* _SET TASK_
Write the records out again, keeping each line exactly as it is.

· · ·

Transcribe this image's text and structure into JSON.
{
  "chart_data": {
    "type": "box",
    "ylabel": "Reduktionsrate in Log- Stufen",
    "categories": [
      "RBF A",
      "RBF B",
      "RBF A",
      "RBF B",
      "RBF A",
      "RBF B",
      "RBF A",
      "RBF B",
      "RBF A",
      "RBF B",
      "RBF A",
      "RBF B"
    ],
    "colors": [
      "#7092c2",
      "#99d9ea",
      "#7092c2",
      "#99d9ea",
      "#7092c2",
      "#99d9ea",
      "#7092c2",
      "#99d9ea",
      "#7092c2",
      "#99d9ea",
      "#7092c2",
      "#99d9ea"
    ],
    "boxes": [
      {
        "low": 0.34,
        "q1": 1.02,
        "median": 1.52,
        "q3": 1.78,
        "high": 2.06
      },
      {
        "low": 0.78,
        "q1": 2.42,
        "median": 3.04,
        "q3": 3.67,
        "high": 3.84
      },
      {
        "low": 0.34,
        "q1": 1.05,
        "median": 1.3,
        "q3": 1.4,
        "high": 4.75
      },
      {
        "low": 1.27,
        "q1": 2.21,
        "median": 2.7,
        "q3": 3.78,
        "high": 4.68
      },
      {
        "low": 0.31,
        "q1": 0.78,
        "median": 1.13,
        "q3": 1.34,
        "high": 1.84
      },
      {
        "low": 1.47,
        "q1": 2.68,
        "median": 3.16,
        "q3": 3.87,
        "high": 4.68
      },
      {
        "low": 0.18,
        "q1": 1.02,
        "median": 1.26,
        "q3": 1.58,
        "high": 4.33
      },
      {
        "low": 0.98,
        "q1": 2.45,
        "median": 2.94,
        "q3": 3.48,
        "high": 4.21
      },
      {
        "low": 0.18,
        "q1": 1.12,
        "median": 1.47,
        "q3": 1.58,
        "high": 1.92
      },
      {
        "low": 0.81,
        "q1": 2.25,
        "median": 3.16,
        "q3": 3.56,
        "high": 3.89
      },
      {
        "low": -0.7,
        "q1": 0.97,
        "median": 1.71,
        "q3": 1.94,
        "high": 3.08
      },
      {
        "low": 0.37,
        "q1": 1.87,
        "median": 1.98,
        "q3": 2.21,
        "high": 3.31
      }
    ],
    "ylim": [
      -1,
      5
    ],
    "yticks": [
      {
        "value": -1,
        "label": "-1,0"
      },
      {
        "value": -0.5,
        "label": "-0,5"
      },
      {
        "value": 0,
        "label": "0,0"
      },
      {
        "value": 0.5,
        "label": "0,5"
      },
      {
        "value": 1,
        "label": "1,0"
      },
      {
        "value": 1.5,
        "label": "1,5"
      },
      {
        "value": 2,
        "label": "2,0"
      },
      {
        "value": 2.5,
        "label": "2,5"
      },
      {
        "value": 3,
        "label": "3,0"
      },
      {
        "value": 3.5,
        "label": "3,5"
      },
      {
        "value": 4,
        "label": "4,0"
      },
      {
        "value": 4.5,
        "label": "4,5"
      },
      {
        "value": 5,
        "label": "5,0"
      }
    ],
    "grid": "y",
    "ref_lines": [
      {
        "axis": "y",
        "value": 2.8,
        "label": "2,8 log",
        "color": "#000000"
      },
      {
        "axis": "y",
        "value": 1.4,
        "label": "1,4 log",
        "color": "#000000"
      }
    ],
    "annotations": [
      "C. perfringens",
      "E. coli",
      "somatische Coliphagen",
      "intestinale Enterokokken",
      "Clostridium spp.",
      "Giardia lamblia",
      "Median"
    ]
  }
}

· · ·

* _WRITTEN ANSWER_
Transcribe this image's text and structure into JSON.
{
  "chart_data": {
    "type": "box",
    "ylabel": "Reduktionsrate in Log- Stufen",
    "categories": [
      "RBF A",
      "RBF B",
      "RBF A",
      "RBF B",
      "RBF A",
      "RBF B",
      "RBF A",
      "RBF B",
      "RBF A",
      "RBF B",
      "RBF A",
      "RBF B"
    ],
    "colors": [
      "#7092c2",
      "#99d9ea",
      "#7092c2",
      "#99d9ea",
      "#7092c2",
      "#99d9ea",
      "#7092c2",
      "#99d9ea",
      "#7092c2",
      "#99d9ea",
      "#7092c2",
      "#99d9ea"
    ],
    "boxes": [
      {
        "low": 0.34,
        "q1": 1.02,
        "median": 1.52,
        "q3": 1.78,
        "high": 2.06
      },
      {
        "low": 0.78,
        "q1": 2.42,
        "median": 3.04,
        "q3": 3.67,
        "high": 3.84
      },
      {
        "low": 0.34,
        "q1": 1.05,
        "median": 1.3,
        "q3": 1.4,
        "high": 4.75
      },
      {
        "low": 1.27,
        "q1": 2.21,
        "median": 2.7,
        "q3": 3.78,
        "high": 4.68
      },
      {
        "low": 0.31,
        "q1": 0.78,
        "median": 1.13,
        "q3": 1.34,
        "high": 1.84
      },
      {
        "low": 1.47,
        "q1": 2.68,
        "median": 3.16,
        "q3": 3.87,
        "high": 4.68
      },
      {
        "low": 0.18,
        "q1": 1.02,
        "median": 1.26,
        "q3": 1.58,
        "high": 4.33
      },
      {
        "low": 0.98,
        "q1": 2.45,
        "median": 2.94,
        "q3": 3.48,
        "high": 4.21
      },
      {
        "low": 0.18,
        "q1": 1.12,
        "median": 1.47,
        "q3": 1.58,
        "high": 1.92
      },
      {
        "low": 0.81,
        "q1": 2.25,
        "median": 3.16,
        "q3": 3.56,
        "high": 3.89
      },
      {
        "low": -0.7,
        "q1": 0.97,
        "median": 1.71,
        "q3": 1.94,
        "high": 3.08
      },
      {
        "low": 0.37,
        "q1": 1.87,
        "median": 1.98,
        "q3": 2.21,
        "high": 3.31
      }
    ],
    "ylim": [
      -1,
      5
    ],
    "yticks": [
      {
        "value": -1,
        "label": "-1,0"
      },
      {
        "value": -0.5,
        "label": "-0,5"
      },
      {
        "value": 0,
        "label": "0,0"
      },
      {
        "value": 0.5,
        "label": "0,5"
      },
      {
        "value": 1,
        "label": "1,0"
      },
      {
        "value": 1.5,
        "label": "1,5"
      },
      {
        "value": 2,
        "label": "2,0"
      },
      {
        "value": 2.5,
        "label": "2,5"
      },
      {
        "value": 3,
        "label": "3,0"
      },
      {
        "value": 3.5,
        "label": "3,5"
      },
      {
        "value": 4,
        "label": "4,0"
      },
      {
        "value": 4.5,
        "label": "4,5"
      },
      {
        "value": 5,
        "label": "5,0"
      }
    ],
    "grid": "y",
    "ref_lines": [
      {
        "axis": "y",
        "value": 2.8,
        "label": "2,8 log",
        "color": "#000000"
      },
      {
        "axis": "y",
        "value": 1.4,
        "label": "1,4 log",
        "color": "#000000"
      }
    ],
    "annotations": [
      "C. perfringens",
      "E. coli",
      "somatische Coliphagen",
      "intestinale Enterokokken",
      "Clostridium spp.",
      "Giardia lamblia",
      "Median"
    ]
  }
}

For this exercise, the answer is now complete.